▸ Description of the task
From the listing below, pull out every line where the string "title" appears.

※ ※ ※

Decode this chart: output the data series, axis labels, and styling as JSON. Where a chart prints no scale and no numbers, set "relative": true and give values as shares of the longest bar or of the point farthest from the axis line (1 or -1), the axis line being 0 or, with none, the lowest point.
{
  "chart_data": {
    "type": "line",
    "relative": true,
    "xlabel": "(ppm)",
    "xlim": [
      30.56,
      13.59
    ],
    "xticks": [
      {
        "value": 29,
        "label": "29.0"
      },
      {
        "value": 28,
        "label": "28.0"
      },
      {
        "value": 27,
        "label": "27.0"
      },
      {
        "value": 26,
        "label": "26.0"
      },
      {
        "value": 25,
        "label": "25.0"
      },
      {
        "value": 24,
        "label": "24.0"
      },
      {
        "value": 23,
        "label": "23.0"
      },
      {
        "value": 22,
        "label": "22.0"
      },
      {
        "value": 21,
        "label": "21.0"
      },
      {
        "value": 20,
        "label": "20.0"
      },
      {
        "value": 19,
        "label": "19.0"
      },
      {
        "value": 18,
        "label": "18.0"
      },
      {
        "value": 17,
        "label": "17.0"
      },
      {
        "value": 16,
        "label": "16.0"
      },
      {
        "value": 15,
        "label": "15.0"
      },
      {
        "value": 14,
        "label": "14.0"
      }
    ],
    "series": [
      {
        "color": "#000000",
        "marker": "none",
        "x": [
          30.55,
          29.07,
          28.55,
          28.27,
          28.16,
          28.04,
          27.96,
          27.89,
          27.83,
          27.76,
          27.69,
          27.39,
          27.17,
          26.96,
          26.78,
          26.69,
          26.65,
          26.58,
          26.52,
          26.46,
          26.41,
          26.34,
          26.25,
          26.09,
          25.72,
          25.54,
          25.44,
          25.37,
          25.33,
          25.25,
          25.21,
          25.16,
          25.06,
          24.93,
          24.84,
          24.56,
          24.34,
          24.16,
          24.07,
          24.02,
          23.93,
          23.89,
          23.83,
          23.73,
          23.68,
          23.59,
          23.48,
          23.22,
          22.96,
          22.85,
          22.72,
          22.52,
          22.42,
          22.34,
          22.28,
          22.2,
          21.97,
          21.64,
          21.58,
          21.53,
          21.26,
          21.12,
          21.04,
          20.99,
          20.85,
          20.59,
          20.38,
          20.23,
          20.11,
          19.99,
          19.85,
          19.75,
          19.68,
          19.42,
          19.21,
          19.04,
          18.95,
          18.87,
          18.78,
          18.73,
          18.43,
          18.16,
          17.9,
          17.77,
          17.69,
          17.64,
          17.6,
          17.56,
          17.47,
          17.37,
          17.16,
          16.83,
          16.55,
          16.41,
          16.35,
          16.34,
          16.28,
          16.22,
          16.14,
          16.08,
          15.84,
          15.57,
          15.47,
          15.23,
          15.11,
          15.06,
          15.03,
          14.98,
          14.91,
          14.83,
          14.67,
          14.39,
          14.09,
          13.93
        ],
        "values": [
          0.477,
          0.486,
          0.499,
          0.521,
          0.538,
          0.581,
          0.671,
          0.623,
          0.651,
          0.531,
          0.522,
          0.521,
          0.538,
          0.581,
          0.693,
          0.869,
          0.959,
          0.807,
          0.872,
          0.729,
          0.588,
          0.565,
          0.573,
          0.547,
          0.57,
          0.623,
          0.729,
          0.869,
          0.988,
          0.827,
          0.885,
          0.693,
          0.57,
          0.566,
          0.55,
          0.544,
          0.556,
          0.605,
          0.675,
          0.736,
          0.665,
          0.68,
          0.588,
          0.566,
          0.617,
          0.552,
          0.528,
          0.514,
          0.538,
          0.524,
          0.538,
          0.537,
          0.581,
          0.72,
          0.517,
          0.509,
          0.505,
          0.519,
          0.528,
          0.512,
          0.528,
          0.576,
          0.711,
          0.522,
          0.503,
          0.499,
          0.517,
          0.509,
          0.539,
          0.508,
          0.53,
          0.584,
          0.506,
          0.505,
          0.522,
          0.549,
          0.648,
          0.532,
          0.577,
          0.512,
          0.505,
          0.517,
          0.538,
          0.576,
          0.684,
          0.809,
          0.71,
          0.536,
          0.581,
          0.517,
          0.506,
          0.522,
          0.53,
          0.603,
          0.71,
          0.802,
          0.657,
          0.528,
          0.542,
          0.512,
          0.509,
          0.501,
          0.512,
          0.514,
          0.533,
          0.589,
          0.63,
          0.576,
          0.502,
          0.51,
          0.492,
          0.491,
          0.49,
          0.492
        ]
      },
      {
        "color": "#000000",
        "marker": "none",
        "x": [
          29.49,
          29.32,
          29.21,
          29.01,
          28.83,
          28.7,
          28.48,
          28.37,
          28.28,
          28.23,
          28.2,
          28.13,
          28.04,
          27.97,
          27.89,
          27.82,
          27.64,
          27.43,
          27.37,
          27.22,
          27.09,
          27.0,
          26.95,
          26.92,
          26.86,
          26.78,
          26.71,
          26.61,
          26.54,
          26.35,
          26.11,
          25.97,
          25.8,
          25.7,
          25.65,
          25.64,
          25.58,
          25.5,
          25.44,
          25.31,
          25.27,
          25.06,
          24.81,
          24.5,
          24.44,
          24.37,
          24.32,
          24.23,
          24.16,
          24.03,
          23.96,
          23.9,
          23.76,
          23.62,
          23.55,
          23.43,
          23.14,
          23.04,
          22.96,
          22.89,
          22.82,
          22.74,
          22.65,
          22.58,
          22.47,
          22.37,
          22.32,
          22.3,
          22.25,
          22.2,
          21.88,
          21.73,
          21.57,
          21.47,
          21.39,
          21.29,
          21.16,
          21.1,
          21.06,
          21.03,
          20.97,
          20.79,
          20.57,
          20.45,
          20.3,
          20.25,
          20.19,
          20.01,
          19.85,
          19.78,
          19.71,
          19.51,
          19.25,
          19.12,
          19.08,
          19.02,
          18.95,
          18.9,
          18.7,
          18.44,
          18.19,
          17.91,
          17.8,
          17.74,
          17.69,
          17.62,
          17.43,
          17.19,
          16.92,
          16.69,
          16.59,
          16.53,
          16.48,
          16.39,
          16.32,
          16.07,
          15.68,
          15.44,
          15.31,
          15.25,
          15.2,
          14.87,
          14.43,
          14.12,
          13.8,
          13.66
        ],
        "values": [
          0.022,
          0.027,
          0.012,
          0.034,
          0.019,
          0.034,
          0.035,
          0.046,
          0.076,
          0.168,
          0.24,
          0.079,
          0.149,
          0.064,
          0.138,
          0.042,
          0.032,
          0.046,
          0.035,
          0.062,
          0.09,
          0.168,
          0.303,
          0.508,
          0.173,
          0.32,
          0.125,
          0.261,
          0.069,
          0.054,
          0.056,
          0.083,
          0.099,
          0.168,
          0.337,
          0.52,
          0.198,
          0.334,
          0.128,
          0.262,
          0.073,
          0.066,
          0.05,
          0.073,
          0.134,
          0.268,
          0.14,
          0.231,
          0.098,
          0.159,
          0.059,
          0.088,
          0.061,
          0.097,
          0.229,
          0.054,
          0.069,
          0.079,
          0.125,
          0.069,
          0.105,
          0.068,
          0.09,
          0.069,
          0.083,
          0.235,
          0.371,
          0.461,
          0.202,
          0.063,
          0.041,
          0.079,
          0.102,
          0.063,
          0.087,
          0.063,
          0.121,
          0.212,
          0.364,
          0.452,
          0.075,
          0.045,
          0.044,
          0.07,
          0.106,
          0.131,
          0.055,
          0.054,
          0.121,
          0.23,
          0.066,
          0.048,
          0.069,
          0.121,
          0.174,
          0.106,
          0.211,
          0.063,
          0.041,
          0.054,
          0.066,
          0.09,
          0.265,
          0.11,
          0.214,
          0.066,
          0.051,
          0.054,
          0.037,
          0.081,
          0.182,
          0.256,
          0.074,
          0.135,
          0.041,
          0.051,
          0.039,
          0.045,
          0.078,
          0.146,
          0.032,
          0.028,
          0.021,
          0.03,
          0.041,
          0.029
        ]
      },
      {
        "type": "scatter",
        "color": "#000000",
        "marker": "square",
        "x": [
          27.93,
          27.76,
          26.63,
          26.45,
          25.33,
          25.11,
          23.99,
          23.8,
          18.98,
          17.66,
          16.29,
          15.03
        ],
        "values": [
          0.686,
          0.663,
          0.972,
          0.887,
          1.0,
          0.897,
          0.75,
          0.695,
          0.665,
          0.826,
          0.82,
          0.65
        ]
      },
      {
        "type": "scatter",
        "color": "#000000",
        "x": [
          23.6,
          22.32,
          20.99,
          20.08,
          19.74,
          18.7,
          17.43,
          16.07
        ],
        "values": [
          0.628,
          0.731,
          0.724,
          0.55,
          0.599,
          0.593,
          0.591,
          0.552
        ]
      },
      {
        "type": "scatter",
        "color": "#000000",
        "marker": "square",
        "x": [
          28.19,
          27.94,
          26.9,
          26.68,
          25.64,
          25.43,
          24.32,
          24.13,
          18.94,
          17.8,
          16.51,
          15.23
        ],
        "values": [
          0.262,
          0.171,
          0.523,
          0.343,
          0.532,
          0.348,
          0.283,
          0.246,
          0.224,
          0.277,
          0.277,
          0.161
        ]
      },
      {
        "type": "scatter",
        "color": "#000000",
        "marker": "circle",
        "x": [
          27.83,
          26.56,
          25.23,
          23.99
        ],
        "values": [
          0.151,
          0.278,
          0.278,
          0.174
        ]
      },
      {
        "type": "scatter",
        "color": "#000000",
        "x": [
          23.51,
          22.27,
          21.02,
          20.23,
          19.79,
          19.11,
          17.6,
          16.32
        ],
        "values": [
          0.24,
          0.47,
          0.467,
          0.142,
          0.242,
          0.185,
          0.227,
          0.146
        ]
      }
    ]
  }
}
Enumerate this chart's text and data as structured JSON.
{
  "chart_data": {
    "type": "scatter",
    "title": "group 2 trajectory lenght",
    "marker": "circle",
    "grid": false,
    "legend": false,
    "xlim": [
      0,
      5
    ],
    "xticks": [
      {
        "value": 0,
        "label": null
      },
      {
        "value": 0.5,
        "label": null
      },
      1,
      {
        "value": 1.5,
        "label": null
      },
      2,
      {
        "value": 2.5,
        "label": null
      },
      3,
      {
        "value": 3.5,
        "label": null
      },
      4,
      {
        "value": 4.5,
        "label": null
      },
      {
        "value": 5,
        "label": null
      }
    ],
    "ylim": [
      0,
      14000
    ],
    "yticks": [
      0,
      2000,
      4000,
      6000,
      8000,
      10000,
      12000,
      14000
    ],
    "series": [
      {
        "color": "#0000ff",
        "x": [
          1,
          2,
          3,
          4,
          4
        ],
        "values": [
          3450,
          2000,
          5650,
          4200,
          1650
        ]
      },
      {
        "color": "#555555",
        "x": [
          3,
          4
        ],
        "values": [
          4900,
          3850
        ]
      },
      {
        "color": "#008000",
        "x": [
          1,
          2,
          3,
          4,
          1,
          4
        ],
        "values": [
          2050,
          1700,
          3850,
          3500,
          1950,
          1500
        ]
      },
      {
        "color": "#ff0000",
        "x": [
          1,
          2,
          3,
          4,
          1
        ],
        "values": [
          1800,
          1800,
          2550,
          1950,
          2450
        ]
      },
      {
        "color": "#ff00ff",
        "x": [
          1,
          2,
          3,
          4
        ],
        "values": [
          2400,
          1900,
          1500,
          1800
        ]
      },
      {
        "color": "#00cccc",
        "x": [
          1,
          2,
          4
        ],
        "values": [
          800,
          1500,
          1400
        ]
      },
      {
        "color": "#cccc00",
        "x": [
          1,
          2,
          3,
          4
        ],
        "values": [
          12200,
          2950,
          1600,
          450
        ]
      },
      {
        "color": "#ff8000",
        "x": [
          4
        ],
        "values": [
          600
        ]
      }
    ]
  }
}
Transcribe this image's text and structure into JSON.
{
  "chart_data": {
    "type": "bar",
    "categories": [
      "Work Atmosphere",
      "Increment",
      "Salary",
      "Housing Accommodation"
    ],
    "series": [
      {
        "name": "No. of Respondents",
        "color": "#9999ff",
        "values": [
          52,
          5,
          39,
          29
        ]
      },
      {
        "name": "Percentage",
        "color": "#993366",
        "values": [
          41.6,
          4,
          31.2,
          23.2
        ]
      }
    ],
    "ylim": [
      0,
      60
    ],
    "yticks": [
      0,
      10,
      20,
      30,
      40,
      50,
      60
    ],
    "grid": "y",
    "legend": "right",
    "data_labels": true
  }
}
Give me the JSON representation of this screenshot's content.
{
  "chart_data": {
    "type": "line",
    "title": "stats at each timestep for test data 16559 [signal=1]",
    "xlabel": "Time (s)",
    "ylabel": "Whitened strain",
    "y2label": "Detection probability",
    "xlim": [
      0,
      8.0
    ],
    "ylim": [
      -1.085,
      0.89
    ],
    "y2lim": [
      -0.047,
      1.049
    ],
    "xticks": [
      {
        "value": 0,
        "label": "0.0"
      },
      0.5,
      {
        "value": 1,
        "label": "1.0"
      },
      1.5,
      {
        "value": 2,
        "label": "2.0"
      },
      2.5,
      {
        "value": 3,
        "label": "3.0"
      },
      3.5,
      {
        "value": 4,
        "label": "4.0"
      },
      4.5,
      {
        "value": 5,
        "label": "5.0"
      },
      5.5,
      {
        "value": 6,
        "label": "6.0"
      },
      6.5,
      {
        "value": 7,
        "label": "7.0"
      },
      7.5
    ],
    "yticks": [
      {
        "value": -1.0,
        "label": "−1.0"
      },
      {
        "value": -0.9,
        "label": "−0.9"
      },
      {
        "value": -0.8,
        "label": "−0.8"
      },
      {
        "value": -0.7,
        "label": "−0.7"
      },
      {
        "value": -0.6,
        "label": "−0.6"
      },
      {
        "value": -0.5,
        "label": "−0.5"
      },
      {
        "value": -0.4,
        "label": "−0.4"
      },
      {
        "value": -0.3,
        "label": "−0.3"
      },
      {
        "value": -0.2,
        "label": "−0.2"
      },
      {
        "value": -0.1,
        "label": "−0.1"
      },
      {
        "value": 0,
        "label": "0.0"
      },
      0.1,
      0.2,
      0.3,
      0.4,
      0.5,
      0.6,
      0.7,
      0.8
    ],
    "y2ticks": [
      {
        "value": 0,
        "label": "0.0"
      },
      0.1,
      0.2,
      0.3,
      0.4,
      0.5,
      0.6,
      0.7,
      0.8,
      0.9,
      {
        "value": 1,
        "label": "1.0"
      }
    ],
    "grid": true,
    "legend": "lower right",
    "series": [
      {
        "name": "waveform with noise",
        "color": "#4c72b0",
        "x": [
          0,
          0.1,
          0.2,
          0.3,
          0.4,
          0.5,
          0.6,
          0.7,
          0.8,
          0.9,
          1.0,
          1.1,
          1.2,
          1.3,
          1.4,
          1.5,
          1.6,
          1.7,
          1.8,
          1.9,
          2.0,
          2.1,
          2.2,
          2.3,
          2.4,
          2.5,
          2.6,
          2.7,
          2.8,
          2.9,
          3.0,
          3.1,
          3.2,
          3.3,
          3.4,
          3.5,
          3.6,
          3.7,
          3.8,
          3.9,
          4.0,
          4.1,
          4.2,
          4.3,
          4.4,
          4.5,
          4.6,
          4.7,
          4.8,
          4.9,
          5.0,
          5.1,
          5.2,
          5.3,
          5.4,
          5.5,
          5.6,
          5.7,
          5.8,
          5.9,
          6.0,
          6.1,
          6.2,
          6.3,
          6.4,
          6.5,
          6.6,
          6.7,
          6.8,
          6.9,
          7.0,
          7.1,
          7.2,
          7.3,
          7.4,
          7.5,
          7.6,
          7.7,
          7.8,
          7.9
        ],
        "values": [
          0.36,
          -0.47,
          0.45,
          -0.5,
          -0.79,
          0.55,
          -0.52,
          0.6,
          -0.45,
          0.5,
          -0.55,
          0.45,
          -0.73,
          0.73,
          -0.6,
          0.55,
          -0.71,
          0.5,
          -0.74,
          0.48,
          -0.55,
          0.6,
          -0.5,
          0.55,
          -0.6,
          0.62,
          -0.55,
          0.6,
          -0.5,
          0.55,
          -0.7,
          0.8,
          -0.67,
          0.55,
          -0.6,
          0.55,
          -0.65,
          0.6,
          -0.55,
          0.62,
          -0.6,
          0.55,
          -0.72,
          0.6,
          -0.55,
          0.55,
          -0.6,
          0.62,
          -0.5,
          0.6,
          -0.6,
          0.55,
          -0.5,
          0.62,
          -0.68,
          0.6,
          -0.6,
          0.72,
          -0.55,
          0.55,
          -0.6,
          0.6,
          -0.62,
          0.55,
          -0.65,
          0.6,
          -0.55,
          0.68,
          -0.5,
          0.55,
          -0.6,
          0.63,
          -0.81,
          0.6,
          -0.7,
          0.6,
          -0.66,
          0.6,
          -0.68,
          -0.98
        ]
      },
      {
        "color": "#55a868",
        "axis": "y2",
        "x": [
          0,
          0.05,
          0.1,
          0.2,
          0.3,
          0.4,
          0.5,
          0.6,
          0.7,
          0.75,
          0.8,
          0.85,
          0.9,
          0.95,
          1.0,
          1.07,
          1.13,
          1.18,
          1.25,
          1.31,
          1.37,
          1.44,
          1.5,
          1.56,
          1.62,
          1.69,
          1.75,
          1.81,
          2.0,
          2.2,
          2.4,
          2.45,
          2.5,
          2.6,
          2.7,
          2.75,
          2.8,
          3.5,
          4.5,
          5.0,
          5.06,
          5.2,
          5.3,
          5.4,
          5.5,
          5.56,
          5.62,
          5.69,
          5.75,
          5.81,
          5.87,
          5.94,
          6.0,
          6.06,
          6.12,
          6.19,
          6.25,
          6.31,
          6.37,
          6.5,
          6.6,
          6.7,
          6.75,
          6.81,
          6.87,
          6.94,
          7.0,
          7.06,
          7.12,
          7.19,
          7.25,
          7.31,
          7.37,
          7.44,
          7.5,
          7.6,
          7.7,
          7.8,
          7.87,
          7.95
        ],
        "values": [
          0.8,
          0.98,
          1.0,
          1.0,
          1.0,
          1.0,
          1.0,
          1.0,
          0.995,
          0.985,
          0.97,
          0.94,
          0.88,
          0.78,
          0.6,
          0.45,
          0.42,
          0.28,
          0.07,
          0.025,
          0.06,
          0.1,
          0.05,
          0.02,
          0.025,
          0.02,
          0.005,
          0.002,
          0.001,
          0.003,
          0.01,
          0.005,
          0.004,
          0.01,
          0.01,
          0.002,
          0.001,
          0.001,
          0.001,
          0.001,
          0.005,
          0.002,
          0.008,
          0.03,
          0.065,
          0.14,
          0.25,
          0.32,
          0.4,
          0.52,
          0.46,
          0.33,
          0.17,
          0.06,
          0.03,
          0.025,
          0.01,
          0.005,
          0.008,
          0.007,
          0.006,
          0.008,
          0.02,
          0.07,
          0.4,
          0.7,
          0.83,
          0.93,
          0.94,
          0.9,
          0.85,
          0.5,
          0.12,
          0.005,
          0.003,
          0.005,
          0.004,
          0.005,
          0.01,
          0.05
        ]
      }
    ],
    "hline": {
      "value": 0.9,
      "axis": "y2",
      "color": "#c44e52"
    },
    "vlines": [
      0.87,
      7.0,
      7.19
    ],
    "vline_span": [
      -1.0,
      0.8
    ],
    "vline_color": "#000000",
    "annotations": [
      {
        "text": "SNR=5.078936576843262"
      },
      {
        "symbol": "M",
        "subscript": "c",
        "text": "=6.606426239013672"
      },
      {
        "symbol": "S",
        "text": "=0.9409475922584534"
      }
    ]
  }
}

※ ※ ※

▸ Solution for this problem
    "title": "group 2 trajectory lenght",
    "title": "stats at each timestep for test data 16559 [signal=1]",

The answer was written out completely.